• [The task] Reproduce the whole listing, character for character.

• [Records to process]

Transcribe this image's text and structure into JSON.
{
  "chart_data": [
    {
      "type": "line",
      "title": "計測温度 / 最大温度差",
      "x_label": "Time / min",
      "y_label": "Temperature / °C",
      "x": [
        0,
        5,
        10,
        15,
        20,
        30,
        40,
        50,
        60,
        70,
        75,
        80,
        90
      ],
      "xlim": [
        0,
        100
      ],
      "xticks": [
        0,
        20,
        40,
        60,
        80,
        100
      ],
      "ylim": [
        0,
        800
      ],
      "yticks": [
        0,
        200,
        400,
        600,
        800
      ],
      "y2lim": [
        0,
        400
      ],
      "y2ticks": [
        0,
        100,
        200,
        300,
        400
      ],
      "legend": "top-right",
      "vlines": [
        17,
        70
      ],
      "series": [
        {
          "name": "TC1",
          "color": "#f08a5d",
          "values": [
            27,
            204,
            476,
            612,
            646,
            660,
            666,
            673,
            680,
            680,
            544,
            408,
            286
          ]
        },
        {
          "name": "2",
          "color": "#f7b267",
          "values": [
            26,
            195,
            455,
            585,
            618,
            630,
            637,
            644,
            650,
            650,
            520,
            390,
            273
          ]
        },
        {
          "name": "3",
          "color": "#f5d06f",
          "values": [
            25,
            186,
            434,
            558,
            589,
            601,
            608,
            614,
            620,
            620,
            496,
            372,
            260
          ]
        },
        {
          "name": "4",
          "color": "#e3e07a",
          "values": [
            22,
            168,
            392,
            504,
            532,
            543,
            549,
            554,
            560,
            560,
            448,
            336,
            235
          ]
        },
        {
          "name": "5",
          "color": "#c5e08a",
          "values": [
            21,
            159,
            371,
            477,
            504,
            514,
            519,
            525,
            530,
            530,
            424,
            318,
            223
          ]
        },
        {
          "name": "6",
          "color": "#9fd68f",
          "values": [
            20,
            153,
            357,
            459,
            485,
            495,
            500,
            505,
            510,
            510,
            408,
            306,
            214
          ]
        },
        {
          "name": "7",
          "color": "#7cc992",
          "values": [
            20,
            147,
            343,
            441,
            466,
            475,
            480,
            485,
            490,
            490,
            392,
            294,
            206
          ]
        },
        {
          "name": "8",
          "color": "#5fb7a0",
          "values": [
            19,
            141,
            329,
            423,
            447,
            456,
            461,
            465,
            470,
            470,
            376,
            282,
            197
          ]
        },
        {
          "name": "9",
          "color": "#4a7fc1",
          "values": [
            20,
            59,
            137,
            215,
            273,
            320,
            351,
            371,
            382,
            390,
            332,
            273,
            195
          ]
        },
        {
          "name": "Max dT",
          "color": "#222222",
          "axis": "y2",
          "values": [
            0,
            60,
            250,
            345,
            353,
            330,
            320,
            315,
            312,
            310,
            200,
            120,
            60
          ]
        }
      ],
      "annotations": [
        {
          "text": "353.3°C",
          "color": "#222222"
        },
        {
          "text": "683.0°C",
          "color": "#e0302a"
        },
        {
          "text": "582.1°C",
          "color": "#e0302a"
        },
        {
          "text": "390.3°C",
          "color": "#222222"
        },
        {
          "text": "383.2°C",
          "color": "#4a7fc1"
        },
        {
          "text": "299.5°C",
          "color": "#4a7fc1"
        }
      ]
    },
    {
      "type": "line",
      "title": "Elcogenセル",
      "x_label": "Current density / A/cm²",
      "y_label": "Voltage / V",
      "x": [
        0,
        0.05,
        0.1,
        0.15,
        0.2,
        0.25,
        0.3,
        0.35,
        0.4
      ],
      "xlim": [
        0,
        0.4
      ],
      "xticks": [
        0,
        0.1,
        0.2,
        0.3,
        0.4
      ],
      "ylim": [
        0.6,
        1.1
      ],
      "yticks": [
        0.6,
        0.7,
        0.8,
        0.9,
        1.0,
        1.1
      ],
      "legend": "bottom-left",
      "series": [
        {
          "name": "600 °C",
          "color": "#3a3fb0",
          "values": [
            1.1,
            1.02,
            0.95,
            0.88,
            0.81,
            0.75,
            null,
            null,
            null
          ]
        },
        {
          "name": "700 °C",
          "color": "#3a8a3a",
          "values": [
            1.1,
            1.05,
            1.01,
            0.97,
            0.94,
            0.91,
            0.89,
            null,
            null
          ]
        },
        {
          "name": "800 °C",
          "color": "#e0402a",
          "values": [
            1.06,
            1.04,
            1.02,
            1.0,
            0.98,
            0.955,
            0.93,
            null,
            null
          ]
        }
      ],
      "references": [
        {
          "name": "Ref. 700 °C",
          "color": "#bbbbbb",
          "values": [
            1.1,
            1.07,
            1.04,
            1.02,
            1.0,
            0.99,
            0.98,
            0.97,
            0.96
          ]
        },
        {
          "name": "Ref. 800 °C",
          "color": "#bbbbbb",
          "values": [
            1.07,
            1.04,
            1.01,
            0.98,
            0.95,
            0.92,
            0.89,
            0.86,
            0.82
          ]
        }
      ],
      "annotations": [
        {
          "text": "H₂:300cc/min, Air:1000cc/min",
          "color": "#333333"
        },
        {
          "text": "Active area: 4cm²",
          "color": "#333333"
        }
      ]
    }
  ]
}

• [Finished answer]
Transcribe this image's text and structure into JSON.
{
  "chart_data": [
    {
      "type": "line",
      "title": "計測温度 / 最大温度差",
      "x_label": "Time / min",
      "y_label": "Temperature / °C",
      "x": [
        0,
        5,
        10,
        15,
        20,
        30,
        40,
        50,
        60,
        70,
        75,
        80,
        90
      ],
      "xlim": [
        0,
        100
      ],
      "xticks": [
        0,
        20,
        40,
        60,
        80,
        100
      ],
      "ylim": [
        0,
        800
      ],
      "yticks": [
        0,
        200,
        400,
        600,
        800
      ],
      "y2lim": [
        0,
        400
      ],
      "y2ticks": [
        0,
        100,
        200,
        300,
        400
      ],
      "legend": "top-right",
      "vlines": [
        17,
        70
      ],
      "series": [
        {
          "name": "TC1",
          "color": "#f08a5d",
          "values": [
            27,
            204,
            476,
            612,
            646,
            660,
            666,
            673,
            680,
            680,
            544,
            408,
            286
          ]
        },
        {
          "name": "2",
          "color": "#f7b267",
          "values": [
            26,
            195,
            455,
            585,
            618,
            630,
            637,
            644,
            650,
            650,
            520,
            390,
            273
          ]
        },
        {
          "name": "3",
          "color": "#f5d06f",
          "values": [
            25,
            186,
            434,
            558,
            589,
            601,
            608,
            614,
            620,
            620,
            496,
            372,
            260
          ]
        },
        {
          "name": "4",
          "color": "#e3e07a",
          "values": [
            22,
            168,
            392,
            504,
            532,
            543,
            549,
            554,
            560,
            560,
            448,
            336,
            235
          ]
        },
        {
          "name": "5",
          "color": "#c5e08a",
          "values": [
            21,
            159,
            371,
            477,
            504,
            514,
            519,
            525,
            530,
            530,
            424,
            318,
            223
          ]
        },
        {
          "name": "6",
          "color": "#9fd68f",
          "values": [
            20,
            153,
            357,
            459,
            485,
            495,
            500,
            505,
            510,
            510,
            408,
            306,
            214
          ]
        },
        {
          "name": "7",
          "color": "#7cc992",
          "values": [
            20,
            147,
            343,
            441,
            466,
            475,
            480,
            485,
            490,
            490,
            392,
            294,
            206
          ]
        },
        {
          "name": "8",
          "color": "#5fb7a0",
          "values": [
            19,
            141,
            329,
            423,
            447,
            456,
            461,
            465,
            470,
            470,
            376,
            282,
            197
          ]
        },
        {
          "name": "9",
          "color": "#4a7fc1",
          "values": [
            20,
            59,
            137,
            215,
            273,
            320,
            351,
            371,
            382,
            390,
            332,
            273,
            195
          ]
        },
        {
          "name": "Max dT",
          "color": "#222222",
          "axis": "y2",
          "values": [
            0,
            60,
            250,
            345,
            353,
            330,
            320,
            315,
            312,
            310,
            200,
            120,
            60
          ]
        }
      ],
      "annotations": [
        {
          "text": "353.3°C",
          "color": "#222222"
        },
        {
          "text": "683.0°C",
          "color": "#e0302a"
        },
        {
          "text": "582.1°C",
          "color": "#e0302a"
        },
        {
          "text": "390.3°C",
          "color": "#222222"
        },
        {
          "text": "383.2°C",
          "color": "#4a7fc1"
        },
        {
          "text": "299.5°C",
          "color": "#4a7fc1"
        }
      ]
    },
    {
      "type": "line",
      "title": "Elcogenセル",
      "x_label": "Current density / A/cm²",
      "y_label": "Voltage / V",
      "x": [
        0,
        0.05,
        0.1,
        0.15,
        0.2,
        0.25,
        0.3,
        0.35,
        0.4
      ],
      "xlim": [
        0,
        0.4
      ],
      "xticks": [
        0,
        0.1,
        0.2,
        0.3,
        0.4
      ],
      "ylim": [
        0.6,
        1.1
      ],
      "yticks": [
        0.6,
        0.7,
        0.8,
        0.9,
        1.0,
        1.1
      ],
      "legend": "bottom-left",
      "series": [
        {
          "name": "600 °C",
          "color": "#3a3fb0",
          "values": [
            1.1,
            1.02,
            0.95,
            0.88,
            0.81,
            0.75,
            null,
            null,
            null
          ]
        },
        {
          "name": "700 °C",
          "color": "#3a8a3a",
          "values": [
            1.1,
            1.05,
            1.01,
            0.97,
            0.94,
            0.91,
            0.89,
            null,
            null
          ]
        },
        {
          "name": "800 °C",
          "color": "#e0402a",
          "values": [
            1.06,
            1.04,
            1.02,
            1.0,
            0.98,
            0.955,
            0.93,
            null,
            null
          ]
        }
      ],
      "references": [
        {
          "name": "Ref. 700 °C",
          "color": "#bbbbbb",
          "values": [
            1.1,
            1.07,
            1.04,
            1.02,
            1.0,
            0.99,
            0.98,
            0.97,
            0.96
          ]
        },
        {
          "name": "Ref. 800 °C",
          "color": "#bbbbbb",
          "values": [
            1.07,
            1.04,
            1.01,
            0.98,
            0.95,
            0.92,
            0.89,
            0.86,
            0.82
          ]
        }
      ],
      "annotations": [
        {
          "text": "H₂:300cc/min, Air:1000cc/min",
          "color": "#333333"
        },
        {
          "text": "Active area: 4cm²",
          "color": "#333333"
        }
      ]
    }
  ]
}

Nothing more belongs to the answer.